Give every line of the items below as a Markdown table with the columns "No." and "Line," numbering the rows in order and leaving out blank lines.

Labeled box items
________________________________________
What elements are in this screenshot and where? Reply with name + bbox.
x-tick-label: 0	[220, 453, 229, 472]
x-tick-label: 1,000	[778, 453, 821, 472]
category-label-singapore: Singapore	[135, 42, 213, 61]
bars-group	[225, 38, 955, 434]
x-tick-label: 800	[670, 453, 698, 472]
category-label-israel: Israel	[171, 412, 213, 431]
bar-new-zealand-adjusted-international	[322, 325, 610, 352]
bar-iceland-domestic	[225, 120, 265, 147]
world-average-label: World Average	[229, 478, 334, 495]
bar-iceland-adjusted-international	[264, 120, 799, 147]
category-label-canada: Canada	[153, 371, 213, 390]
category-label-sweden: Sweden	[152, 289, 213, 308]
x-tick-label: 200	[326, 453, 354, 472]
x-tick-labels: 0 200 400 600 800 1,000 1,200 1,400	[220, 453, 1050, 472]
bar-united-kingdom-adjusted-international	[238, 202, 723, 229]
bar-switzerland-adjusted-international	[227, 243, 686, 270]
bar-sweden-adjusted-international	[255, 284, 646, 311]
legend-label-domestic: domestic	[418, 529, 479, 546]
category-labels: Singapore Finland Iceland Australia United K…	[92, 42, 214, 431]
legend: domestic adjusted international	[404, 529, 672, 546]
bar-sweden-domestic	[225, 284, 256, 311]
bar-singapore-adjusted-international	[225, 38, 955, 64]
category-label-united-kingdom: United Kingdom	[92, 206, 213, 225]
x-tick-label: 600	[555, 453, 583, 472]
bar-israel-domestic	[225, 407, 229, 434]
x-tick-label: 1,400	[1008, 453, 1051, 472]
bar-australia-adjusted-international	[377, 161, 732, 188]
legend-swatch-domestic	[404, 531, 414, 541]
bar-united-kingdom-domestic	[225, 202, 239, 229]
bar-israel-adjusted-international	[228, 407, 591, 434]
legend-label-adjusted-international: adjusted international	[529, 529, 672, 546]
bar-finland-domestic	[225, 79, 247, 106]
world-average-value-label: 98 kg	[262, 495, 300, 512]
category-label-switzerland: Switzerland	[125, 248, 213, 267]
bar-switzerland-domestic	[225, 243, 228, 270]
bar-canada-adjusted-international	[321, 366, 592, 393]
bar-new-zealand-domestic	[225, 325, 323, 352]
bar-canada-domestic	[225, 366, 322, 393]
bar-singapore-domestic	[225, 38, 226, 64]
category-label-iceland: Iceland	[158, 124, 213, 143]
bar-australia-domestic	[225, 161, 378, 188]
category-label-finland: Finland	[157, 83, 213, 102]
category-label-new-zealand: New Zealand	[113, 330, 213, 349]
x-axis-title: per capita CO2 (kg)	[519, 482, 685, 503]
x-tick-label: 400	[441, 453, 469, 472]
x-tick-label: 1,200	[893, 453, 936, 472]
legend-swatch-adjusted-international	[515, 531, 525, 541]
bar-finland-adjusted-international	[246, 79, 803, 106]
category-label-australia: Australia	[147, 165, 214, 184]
________________________________________
__OUTPUT FOR THIS TASK__.
| No. | Line |
|---|---|
| 1 | What elements are in this screenshot and where? Reply with name + bbox. |
| 2 | x-tick-label: 0	[220, 453, 229, 472] |
| 3 | x-tick-label: 1,000	[778, 453, 821, 472] |
| 4 | category-label-singapore: Singapore	[135, 42, 213, 61] |
| 5 | bars-group	[225, 38, 955, 434] |
| 6 | x-tick-label: 800	[670, 453, 698, 472] |
| 7 | category-label-israel: Israel	[171, 412, 213, 431] |
| 8 | bar-new-zealand-adjusted-international	[322, 325, 610, 352] |
| 9 | bar-iceland-domestic	[225, 120, 265, 147] |
| 10 | world-average-label: World Average	[229, 478, 334, 495] |
| 11 | bar-iceland-adjusted-international	[264, 120, 799, 147] |
| 12 | category-label-canada: Canada	[153, 371, 213, 390] |
| 13 | category-label-sweden: Sweden	[152, 289, 213, 308] |
| 14 | x-tick-label: 200	[326, 453, 354, 472] |
| 15 | x-tick-labels: 0 200 400 600 800 1,000 1,200 1,400	[220, 453, 1050, 472] |
| 16 | bar-united-kingdom-adjusted-international	[238, 202, 723, 229] |
| 17 | bar-switzerland-adjusted-international	[227, 243, 686, 270] |
| 18 | bar-sweden-adjusted-international	[255, 284, 646, 311] |
| 19 | legend-label-domestic: domestic	[418, 529, 479, 546] |
| 20 | category-labels: Singapore Finland Iceland Australia United K…	[92, 42, 214, 431] |
| 21 | legend: domestic adjusted international	[404, 529, 672, 546] |
| 22 | bar-sweden-domestic	[225, 284, 256, 311] |
| 23 | bar-singapore-adjusted-international	[225, 38, 955, 64] |
| 24 | category-label-united-kingdom: United Kingdom	[92, 206, 213, 225] |
| 25 | x-tick-label: 600	[555, 453, 583, 472] |
| 26 | bar-israel-domestic	[225, 407, 229, 434] |
| 27 | x-tick-label: 1,400	[1008, 453, 1051, 472] |
| 28 | bar-australia-adjusted-international	[377, 161, 732, 188] |
| 29 | legend-swatch-domestic	[404, 531, 414, 541] |
| 30 | bar-united-kingdom-domestic	[225, 202, 239, 229] |
| 31 | bar-israel-adjusted-international	[228, 407, 591, 434] |
| 32 | legend-label-adjusted-international: adjusted international	[529, 529, 672, 546] |
| 33 | bar-finland-domestic	[225, 79, 247, 106] |
| 34 | world-average-value-label: 98 kg	[262, 495, 300, 512] |
| 35 | category-label-switzerland: Switzerland	[125, 248, 213, 267] |
| 36 | bar-switzerland-domestic	[225, 243, 228, 270] |
| 37 | bar-canada-adjusted-international	[321, 366, 592, 393] |
| 38 | bar-new-zealand-domestic	[225, 325, 323, 352] |
| 39 | bar-canada-domestic	[225, 366, 322, 393] |
| 40 | bar-singapore-domestic	[225, 38, 226, 64] |
| 41 | category-label-iceland: Iceland	[158, 124, 213, 143] |
| 42 | bar-australia-domestic	[225, 161, 378, 188] |
| 43 | category-label-finland: Finland	[157, 83, 213, 102] |
| 44 | category-label-new-zealand: New Zealand	[113, 330, 213, 349] |
| 45 | x-axis-title: per capita CO2 (kg)	[519, 482, 685, 503] |
| 46 | x-tick-label: 400	[441, 453, 469, 472] |
| 47 | x-tick-label: 1,200	[893, 453, 936, 472] |
| 48 | legend-swatch-adjusted-international	[515, 531, 525, 541] |
| 49 | bar-finland-adjusted-international	[246, 79, 803, 106] |
| 50 | category-label-australia: Australia	[147, 165, 214, 184] |